------ MATERIALS PROVIDED ------
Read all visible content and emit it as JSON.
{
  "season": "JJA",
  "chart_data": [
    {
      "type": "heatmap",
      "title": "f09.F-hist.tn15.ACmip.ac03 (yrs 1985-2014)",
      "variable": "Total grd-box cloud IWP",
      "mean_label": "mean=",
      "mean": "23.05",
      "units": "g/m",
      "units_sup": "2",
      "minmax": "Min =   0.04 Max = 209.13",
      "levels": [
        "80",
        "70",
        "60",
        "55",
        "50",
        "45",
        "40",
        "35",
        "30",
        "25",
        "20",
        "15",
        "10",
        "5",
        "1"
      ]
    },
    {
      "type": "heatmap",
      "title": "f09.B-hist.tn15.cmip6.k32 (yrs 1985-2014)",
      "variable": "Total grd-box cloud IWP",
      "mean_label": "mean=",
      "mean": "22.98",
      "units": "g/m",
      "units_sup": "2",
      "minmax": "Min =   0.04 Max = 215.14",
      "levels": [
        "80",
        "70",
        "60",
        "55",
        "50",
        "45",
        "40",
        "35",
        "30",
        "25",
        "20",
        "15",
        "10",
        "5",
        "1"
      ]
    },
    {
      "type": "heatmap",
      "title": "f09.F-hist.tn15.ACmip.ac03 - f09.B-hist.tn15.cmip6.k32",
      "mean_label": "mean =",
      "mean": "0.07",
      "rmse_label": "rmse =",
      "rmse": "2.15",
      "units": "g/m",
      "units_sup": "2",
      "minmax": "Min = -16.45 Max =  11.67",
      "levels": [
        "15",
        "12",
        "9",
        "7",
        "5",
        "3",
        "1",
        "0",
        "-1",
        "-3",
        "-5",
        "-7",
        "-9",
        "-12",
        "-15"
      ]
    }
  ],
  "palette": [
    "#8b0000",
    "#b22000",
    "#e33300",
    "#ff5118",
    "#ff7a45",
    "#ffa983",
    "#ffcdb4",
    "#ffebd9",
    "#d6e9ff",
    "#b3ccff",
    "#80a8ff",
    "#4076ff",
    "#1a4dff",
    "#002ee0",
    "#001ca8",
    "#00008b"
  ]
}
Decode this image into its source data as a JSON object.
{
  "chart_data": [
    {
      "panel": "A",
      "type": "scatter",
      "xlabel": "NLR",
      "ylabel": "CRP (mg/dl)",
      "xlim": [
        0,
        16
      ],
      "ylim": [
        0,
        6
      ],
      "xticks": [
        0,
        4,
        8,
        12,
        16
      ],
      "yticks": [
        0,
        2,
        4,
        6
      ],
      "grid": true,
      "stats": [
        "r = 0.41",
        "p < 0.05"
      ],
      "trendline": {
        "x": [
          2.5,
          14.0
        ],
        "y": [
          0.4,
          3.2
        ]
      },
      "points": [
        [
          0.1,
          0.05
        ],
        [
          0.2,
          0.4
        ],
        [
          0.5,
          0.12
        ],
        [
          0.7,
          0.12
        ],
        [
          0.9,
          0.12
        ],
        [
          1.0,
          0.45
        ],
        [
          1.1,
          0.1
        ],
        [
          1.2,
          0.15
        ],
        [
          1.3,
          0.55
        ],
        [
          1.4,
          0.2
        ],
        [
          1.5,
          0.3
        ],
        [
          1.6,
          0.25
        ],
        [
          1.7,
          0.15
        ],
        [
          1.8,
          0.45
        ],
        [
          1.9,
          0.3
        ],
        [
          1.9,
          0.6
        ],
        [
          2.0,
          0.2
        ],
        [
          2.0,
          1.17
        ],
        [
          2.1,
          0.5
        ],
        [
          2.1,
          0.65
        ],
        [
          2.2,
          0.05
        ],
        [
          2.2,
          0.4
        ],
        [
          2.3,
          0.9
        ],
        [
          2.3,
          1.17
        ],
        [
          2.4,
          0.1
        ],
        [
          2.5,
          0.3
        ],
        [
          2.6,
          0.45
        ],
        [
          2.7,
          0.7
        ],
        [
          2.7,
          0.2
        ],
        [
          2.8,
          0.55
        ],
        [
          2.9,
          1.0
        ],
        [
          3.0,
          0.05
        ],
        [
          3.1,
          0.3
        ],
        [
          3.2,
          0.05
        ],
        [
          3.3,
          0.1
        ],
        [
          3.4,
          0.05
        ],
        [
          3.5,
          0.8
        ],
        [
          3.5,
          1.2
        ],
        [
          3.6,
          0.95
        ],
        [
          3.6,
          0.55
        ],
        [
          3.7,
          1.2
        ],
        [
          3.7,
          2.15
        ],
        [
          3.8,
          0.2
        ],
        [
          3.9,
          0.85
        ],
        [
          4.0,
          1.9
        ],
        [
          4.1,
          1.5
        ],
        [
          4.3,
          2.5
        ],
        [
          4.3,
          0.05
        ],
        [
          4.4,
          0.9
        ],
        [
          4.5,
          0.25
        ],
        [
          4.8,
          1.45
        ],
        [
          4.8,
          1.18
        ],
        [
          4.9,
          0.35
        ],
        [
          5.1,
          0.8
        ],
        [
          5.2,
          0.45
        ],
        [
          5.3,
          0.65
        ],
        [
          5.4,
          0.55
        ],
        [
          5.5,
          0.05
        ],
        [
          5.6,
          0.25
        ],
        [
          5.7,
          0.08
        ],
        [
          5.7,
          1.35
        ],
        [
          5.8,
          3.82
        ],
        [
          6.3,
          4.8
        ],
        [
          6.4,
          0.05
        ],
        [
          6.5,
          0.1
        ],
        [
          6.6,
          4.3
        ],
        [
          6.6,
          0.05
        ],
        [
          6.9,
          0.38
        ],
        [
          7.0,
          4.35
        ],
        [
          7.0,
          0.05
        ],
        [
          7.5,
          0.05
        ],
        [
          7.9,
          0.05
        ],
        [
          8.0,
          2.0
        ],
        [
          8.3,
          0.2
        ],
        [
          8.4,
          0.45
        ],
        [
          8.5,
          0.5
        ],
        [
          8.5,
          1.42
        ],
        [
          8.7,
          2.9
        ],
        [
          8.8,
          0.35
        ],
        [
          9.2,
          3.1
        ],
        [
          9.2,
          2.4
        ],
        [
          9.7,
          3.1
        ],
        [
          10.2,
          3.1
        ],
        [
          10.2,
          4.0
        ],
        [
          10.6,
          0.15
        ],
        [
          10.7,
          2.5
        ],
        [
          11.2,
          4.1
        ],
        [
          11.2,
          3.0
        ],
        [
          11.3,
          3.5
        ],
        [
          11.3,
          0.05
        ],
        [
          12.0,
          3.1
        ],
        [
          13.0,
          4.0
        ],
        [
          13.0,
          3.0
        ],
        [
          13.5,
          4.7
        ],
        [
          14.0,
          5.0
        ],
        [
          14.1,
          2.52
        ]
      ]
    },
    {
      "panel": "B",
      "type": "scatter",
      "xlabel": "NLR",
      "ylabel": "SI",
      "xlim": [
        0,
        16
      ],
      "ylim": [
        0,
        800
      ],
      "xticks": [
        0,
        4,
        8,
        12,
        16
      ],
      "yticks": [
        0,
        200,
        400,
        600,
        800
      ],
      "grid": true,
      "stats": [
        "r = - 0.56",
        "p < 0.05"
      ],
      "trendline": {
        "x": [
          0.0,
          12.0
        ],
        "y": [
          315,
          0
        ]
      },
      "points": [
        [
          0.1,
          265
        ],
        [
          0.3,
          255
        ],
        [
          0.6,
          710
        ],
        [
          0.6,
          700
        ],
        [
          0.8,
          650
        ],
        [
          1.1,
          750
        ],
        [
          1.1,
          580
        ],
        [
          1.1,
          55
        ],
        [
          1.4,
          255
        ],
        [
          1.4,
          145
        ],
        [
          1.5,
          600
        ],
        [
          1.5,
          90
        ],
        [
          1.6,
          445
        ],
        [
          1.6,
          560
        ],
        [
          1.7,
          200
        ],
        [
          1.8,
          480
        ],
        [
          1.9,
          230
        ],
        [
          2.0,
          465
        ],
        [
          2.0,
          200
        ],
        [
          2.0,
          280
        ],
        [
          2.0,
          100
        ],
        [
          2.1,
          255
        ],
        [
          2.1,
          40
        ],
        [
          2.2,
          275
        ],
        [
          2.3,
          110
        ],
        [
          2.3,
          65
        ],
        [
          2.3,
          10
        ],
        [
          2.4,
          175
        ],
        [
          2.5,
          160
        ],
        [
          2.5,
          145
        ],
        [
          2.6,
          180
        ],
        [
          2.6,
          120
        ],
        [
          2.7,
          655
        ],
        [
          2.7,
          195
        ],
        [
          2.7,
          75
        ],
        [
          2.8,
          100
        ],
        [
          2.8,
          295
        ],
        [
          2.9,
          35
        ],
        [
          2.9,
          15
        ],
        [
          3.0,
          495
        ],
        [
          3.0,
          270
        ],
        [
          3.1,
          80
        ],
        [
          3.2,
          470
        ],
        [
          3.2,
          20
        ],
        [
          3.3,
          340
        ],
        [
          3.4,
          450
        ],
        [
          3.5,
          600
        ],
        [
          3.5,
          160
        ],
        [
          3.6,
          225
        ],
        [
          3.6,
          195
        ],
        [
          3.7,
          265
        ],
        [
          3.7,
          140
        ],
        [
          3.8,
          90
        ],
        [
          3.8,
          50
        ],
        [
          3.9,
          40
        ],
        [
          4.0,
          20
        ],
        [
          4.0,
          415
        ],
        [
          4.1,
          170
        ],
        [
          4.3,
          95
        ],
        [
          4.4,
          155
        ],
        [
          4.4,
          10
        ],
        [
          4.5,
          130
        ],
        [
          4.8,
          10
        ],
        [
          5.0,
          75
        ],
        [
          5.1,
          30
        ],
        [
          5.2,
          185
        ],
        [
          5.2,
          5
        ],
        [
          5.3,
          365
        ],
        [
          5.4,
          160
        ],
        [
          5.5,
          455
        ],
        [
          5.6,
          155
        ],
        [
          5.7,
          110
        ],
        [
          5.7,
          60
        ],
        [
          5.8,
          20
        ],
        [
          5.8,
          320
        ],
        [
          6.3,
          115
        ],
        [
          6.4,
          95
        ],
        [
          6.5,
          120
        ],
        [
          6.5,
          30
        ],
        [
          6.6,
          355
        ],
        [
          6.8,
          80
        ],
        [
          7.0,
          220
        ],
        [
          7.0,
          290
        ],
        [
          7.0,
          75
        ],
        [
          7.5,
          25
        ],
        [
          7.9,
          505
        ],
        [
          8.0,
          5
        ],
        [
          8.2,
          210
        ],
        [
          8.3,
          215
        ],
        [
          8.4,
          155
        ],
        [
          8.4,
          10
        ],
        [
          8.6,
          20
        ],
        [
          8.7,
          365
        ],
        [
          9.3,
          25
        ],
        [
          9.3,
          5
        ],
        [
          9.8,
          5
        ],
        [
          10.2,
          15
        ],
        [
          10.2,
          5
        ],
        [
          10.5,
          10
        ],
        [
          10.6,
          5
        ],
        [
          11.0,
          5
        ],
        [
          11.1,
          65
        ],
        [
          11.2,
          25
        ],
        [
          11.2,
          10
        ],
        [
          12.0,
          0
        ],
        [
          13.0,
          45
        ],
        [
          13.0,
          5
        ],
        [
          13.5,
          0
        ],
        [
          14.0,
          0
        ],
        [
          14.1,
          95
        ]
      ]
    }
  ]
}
------
* EXERCISE OBJECTIVE:
Respond with nothing but the number of lines in the entries that contain the string "ACmip".

* FINAL RESULT:
2